§ EXERCISE DESCRIPTION: Type out every line below exactly as it reads.

Source data:
_ _ _ _ _

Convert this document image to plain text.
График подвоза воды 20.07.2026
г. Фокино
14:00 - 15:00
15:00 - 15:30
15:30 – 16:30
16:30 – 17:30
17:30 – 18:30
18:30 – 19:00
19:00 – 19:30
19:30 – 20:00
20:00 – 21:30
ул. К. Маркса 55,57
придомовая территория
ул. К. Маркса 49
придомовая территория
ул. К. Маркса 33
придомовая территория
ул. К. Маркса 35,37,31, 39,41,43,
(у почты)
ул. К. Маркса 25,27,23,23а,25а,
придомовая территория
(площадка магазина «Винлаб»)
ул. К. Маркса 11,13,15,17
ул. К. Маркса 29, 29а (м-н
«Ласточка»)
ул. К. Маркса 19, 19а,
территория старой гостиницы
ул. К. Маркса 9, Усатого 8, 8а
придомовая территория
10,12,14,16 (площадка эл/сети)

_ _ _ _ _

§ OUTPUT BELOW:
Convert this document image to plain text.
График подвоза воды 20.07.2026
г. Фокино
14:00 - 15:00
15:00 - 15:30
15:30 – 16:30
16:30 – 17:30
17:30 – 18:30
18:30 – 19:00
19:00 – 19:30
19:30 – 20:00
20:00 – 21:30
ул. К. Маркса 55,57
придомовая территория
ул. К. Маркса 49
придомовая территория
ул. К. Маркса 33
придомовая территория
ул. К. Маркса 35,37,31, 39,41,43,
(у почты)
ул. К. Маркса 25,27,23,23а,25а,
придомовая территория
(площадка магазина «Винлаб»)
ул. К. Маркса 11,13,15,17
ул. К. Маркса 29, 29а (м-н
«Ласточка»)
ул. К. Маркса 19, 19а,
территория старой гостиницы
ул. К. Маркса 9, Усатого 8, 8а
придомовая территория
10,12,14,16 (площадка эл/сети)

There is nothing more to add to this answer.